Work required
Copy out all the lines exactly. Omit pictures.

◇ ◇ ◇ ◇

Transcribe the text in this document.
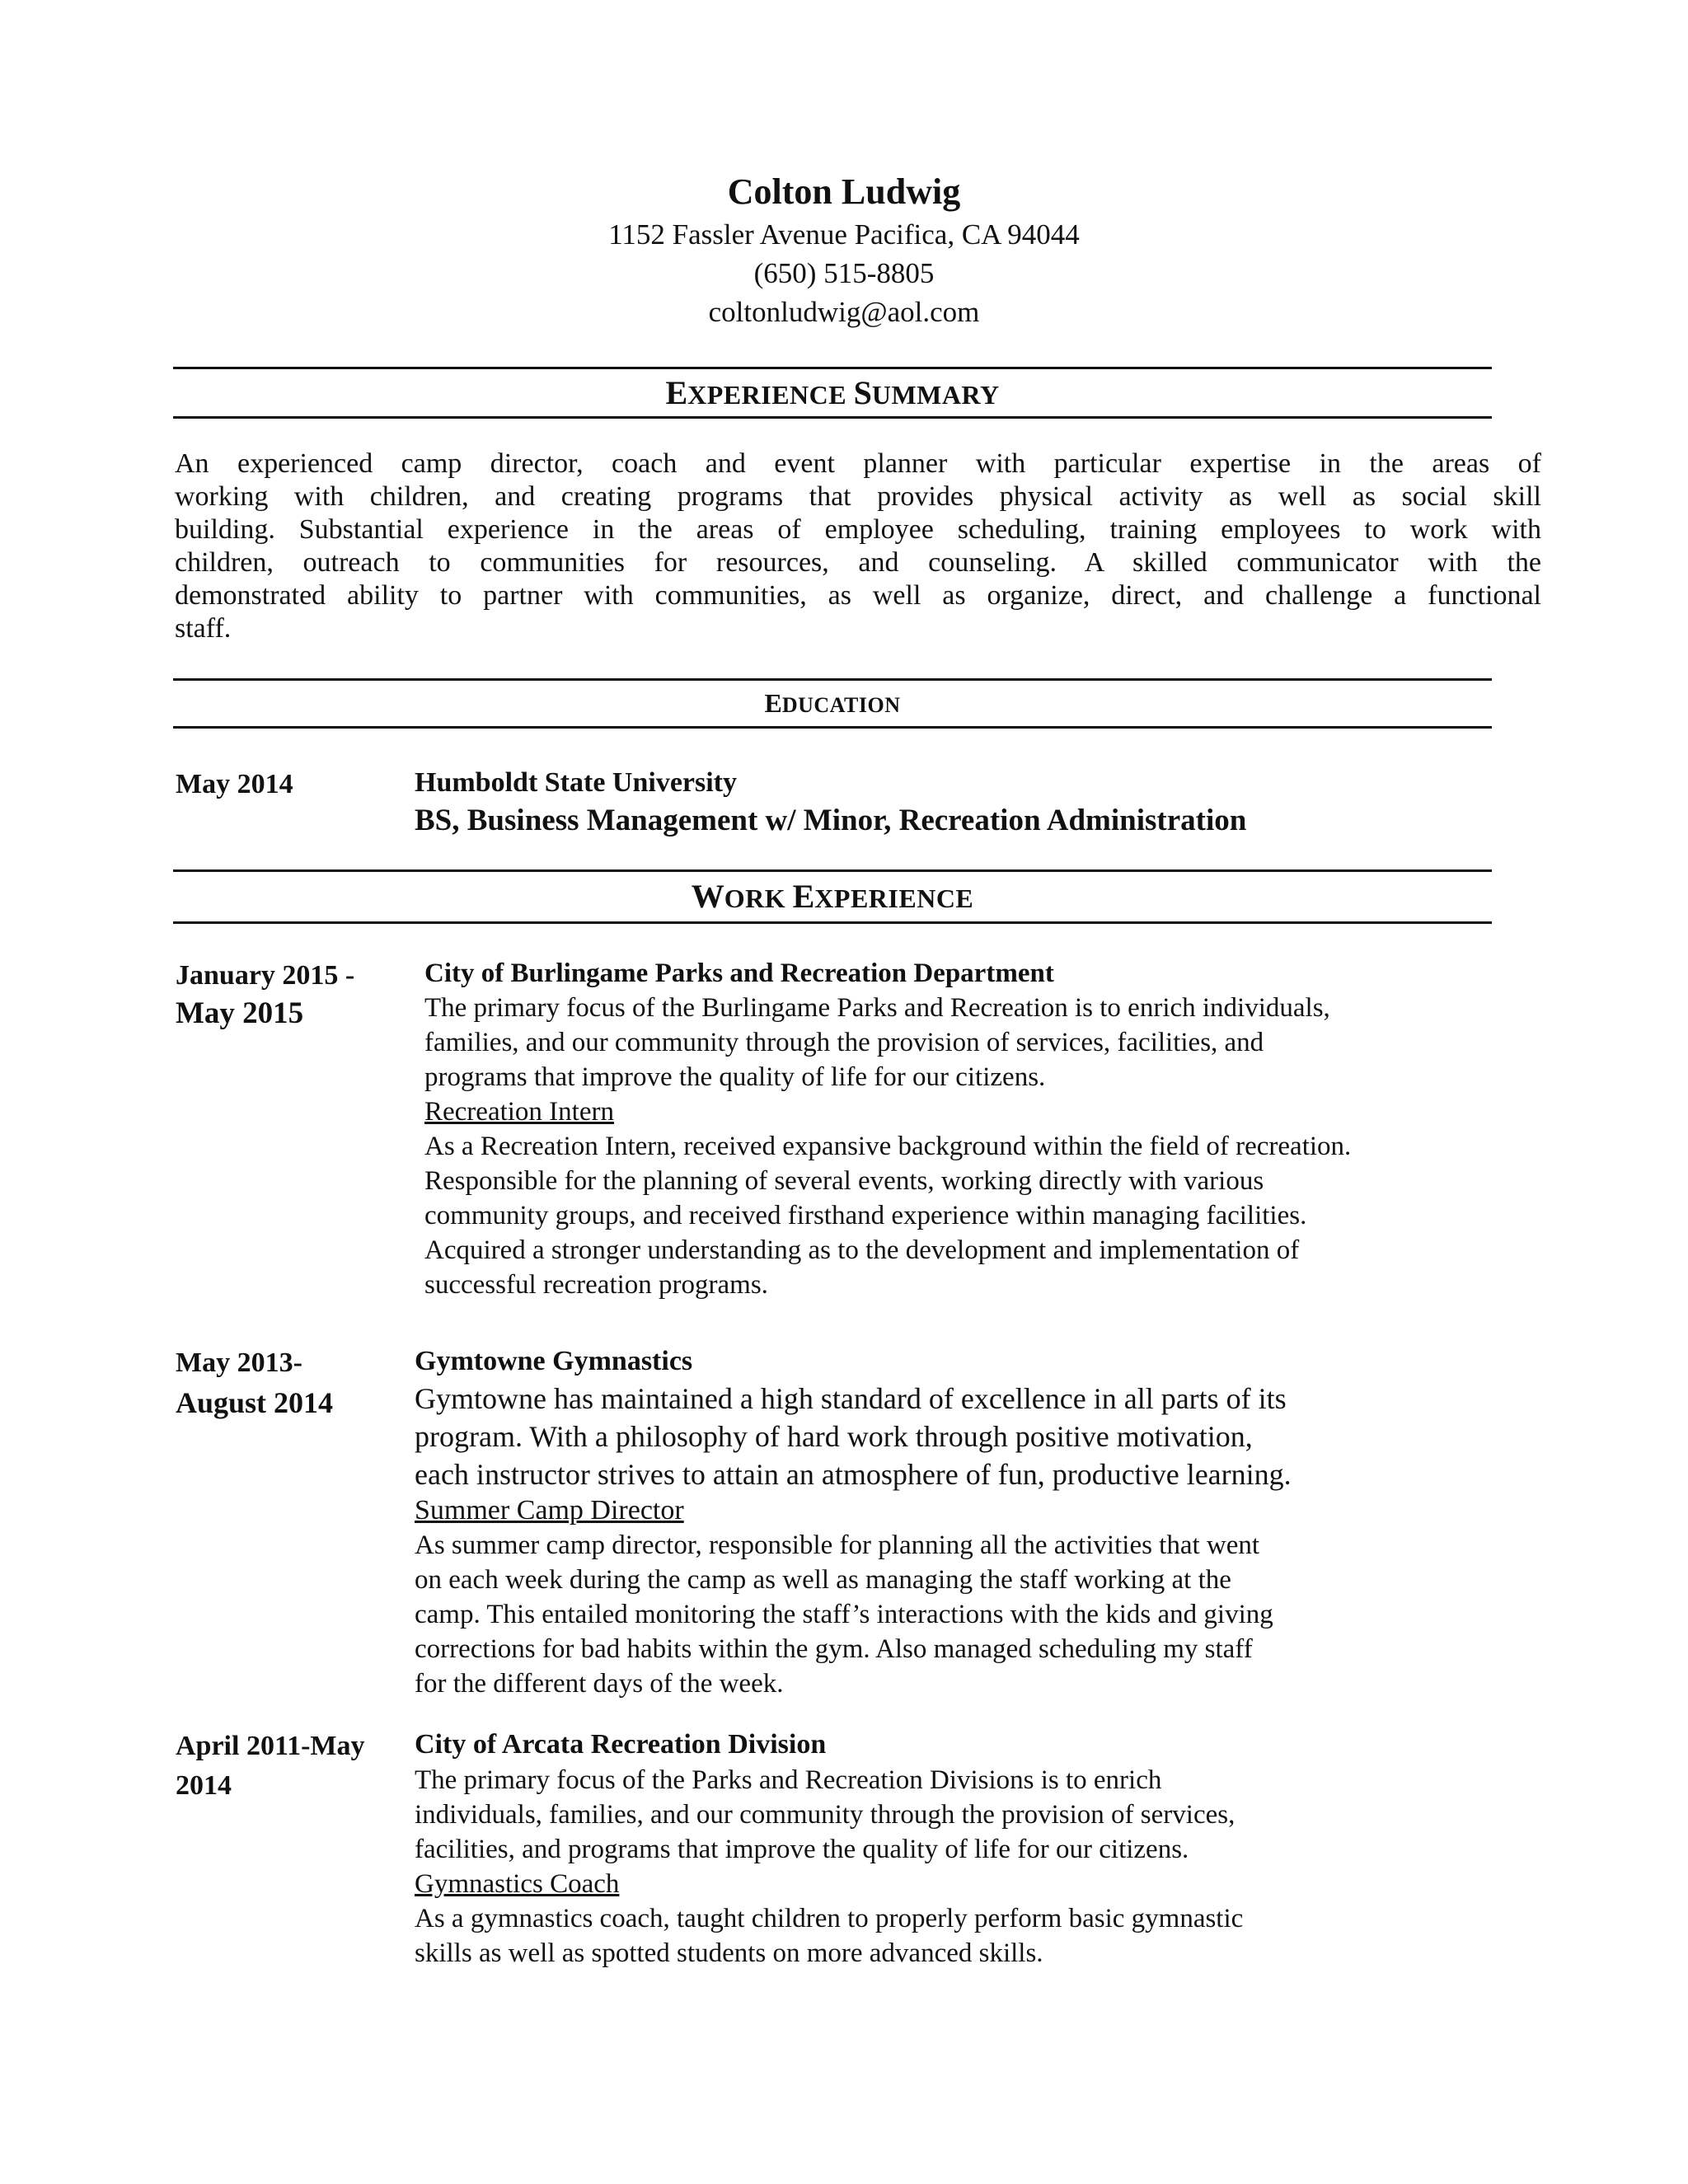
Colton Ludwig
1152 Fassler Avenue Pacifica, CA 94044
(650) 515-8805
coltonludwig@aol.com
EXPERIENCE SUMMARY
An experienced camp director, coach and event planner with particular expertise in the areas of
working with children, and creating programs that provides physical activity as well as social skill
building. Substantial experience in the areas of employee scheduling, training employees to work with
children, outreach to communities for resources, and counseling. A skilled communicator with the
demonstrated ability to partner with communities, as well as organize, direct, and challenge a functional
staff.
EDUCATION
May 2014	Humboldt State University
BS, Business Management w/ Minor, Recreation Administration
WORK EXPERIENCE
January 2015 -
May 2015
City of Burlingame Parks and Recreation Department
The primary focus of the Burlingame Parks and Recreation is to enrich individuals,
families, and our community through the provision of services, facilities, and
programs that improve the quality of life for our citizens.
Recreation Intern
As a Recreation Intern, received expansive background within the field of recreation.
Responsible for the planning of several events, working directly with various
community groups, and received firsthand experience within managing facilities.
Acquired a stronger understanding as to the development and implementation of
successful recreation programs.
May 2013-
August 2014
Gymtowne Gymnastics
Gymtowne has maintained a high standard of excellence in all parts of its
program. With a philosophy of hard work through positive motivation,
each instructor strives to attain an atmosphere of fun, productive learning.
Summer Camp Director
As summer camp director, responsible for planning all the activities that went
on each week during the camp as well as managing the staff working at the
camp. This entailed monitoring the staff’s interactions with the kids and giving
corrections for bad habits within the gym. Also managed scheduling my staff
for the different days of the week.
April 2011-May
2014
City of Arcata Recreation Division
The primary focus of the Parks and Recreation Divisions is to enrich
individuals, families, and our community through the provision of services,
facilities, and programs that improve the quality of life for our citizens.
Gymnastics Coach
As a gymnastics coach, taught children to properly perform basic gymnastic
skills as well as spotted students on more advanced skills.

◇ ◇ ◇ ◇

Finished exercise
Transcribe the text in this document.
Colton Ludwig
1152 Fassler Avenue Pacifica, CA 94044
(650) 515-8805
coltonludwig@aol.com
EXPERIENCE SUMMARY
An experienced camp director, coach and event planner with particular expertise in the areas of
working with children, and creating programs that provides physical activity as well as social skill
building. Substantial experience in the areas of employee scheduling, training employees to work with
children, outreach to communities for resources, and counseling. A skilled communicator with the
demonstrated ability to partner with communities, as well as organize, direct, and challenge a functional
staff.
EDUCATION
May 2014	Humboldt State University
BS, Business Management w/ Minor, Recreation Administration
WORK EXPERIENCE
January 2015 -
May 2015
City of Burlingame Parks and Recreation Department
The primary focus of the Burlingame Parks and Recreation is to enrich individuals,
families, and our community through the provision of services, facilities, and
programs that improve the quality of life for our citizens.
Recreation Intern
As a Recreation Intern, received expansive background within the field of recreation.
Responsible for the planning of several events, working directly with various
community groups, and received firsthand experience within managing facilities.
Acquired a stronger understanding as to the development and implementation of
successful recreation programs.
May 2013-
August 2014
Gymtowne Gymnastics
Gymtowne has maintained a high standard of excellence in all parts of its
program. With a philosophy of hard work through positive motivation,
each instructor strives to attain an atmosphere of fun, productive learning.
Summer Camp Director
As summer camp director, responsible for planning all the activities that went
on each week during the camp as well as managing the staff working at the
camp. This entailed monitoring the staff’s interactions with the kids and giving
corrections for bad habits within the gym. Also managed scheduling my staff
for the different days of the week.
April 2011-May
2014
City of Arcata Recreation Division
The primary focus of the Parks and Recreation Divisions is to enrich
individuals, families, and our community through the provision of services,
facilities, and programs that improve the quality of life for our citizens.
Gymnastics Coach
As a gymnastics coach, taught children to properly perform basic gymnastic
skills as well as spotted students on more advanced skills.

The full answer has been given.